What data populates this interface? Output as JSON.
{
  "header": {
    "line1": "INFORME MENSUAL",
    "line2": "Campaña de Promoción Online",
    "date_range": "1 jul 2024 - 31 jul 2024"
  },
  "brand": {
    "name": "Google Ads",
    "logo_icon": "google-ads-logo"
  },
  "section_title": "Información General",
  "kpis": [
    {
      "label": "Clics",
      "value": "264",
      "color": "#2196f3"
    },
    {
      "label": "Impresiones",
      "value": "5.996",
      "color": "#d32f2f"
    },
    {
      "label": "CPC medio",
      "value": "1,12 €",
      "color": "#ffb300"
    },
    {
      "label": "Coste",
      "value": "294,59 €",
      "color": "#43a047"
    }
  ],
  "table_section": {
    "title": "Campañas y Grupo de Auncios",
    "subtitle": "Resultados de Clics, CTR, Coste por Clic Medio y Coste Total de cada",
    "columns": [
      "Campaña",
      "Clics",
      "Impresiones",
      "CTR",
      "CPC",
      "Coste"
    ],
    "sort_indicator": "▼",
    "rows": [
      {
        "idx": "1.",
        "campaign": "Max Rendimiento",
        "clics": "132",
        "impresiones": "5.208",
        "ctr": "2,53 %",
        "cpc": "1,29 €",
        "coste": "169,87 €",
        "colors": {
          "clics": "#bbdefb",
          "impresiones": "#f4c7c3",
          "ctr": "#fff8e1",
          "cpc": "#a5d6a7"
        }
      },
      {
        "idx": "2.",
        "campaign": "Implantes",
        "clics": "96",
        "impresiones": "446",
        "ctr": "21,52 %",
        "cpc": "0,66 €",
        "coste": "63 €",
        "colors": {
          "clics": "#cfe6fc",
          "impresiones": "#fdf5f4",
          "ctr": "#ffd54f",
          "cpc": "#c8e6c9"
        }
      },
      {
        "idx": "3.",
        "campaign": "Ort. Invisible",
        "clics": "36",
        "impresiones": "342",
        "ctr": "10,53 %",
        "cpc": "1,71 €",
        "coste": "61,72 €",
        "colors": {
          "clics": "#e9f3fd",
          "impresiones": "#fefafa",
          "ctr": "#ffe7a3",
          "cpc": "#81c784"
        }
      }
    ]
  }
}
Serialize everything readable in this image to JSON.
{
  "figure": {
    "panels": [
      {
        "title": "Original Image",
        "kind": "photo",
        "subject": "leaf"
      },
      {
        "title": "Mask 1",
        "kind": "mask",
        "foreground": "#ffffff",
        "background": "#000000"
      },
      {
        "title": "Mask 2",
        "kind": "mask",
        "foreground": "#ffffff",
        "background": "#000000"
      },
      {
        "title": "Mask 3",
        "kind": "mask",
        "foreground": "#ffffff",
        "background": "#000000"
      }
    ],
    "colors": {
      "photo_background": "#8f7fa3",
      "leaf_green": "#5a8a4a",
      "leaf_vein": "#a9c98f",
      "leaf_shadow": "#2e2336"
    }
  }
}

———

Retype the material in full, character for character.

What data populates this interface? Output as JSON.
{
  "header": {
    "line1": "INFORME MENSUAL",
    "line2": "Campaña de Promoción Online",
    "date_range": "1 jul 2024 - 31 jul 2024"
  },
  "brand": {
    "name": "Google Ads",
    "logo_icon": "google-ads-logo"
  },
  "section_title": "Información General",
  "kpis": [
    {
      "label": "Clics",
      "value": "264",
      "color": "#2196f3"
    },
    {
      "label": "Impresiones",
      "value": "5.996",
      "color": "#d32f2f"
    },
    {
      "label": "CPC medio",
      "value": "1,12 €",
      "color": "#ffb300"
    },
    {
      "label": "Coste",
      "value": "294,59 €",
      "color": "#43a047"
    }
  ],
  "table_section": {
    "title": "Campañas y Grupo de Auncios",
    "subtitle": "Resultados de Clics, CTR, Coste por Clic Medio y Coste Total de cada",
    "columns": [
      "Campaña",
      "Clics",
      "Impresiones",
      "CTR",
      "CPC",
      "Coste"
    ],
    "sort_indicator": "▼",
    "rows": [
      {
        "idx": "1.",
        "campaign": "Max Rendimiento",
        "clics": "132",
        "impresiones": "5.208",
        "ctr": "2,53 %",
        "cpc": "1,29 €",
        "coste": "169,87 €",
        "colors": {
          "clics": "#bbdefb",
          "impresiones": "#f4c7c3",
          "ctr": "#fff8e1",
          "cpc": "#a5d6a7"
        }
      },
      {
        "idx": "2.",
        "campaign": "Implantes",
        "clics": "96",
        "impresiones": "446",
        "ctr": "21,52 %",
        "cpc": "0,66 €",
        "coste": "63 €",
        "colors": {
          "clics": "#cfe6fc",
          "impresiones": "#fdf5f4",
          "ctr": "#ffd54f",
          "cpc": "#c8e6c9"
        }
      },
      {
        "idx": "3.",
        "campaign": "Ort. Invisible",
        "clics": "36",
        "impresiones": "342",
        "ctr": "10,53 %",
        "cpc": "1,71 €",
        "coste": "61,72 €",
        "colors": {
          "clics": "#e9f3fd",
          "impresiones": "#fefafa",
          "ctr": "#ffe7a3",
          "cpc": "#81c784"
        }
      }
    ]
  }
}
Serialize everything readable in this image to JSON.
{
  "figure": {
    "panels": [
      {
        "title": "Original Image",
        "kind": "photo",
        "subject": "leaf"
      },
      {
        "title": "Mask 1",
        "kind": "mask",
        "foreground": "#ffffff",
        "background": "#000000"
      },
      {
        "title": "Mask 2",
        "kind": "mask",
        "foreground": "#ffffff",
        "background": "#000000"
      },
      {
        "title": "Mask 3",
        "kind": "mask",
        "foreground": "#ffffff",
        "background": "#000000"
      }
    ],
    "colors": {
      "photo_background": "#8f7fa3",
      "leaf_green": "#5a8a4a",
      "leaf_vein": "#a9c98f",
      "leaf_shadow": "#2e2336"
    }
  }
}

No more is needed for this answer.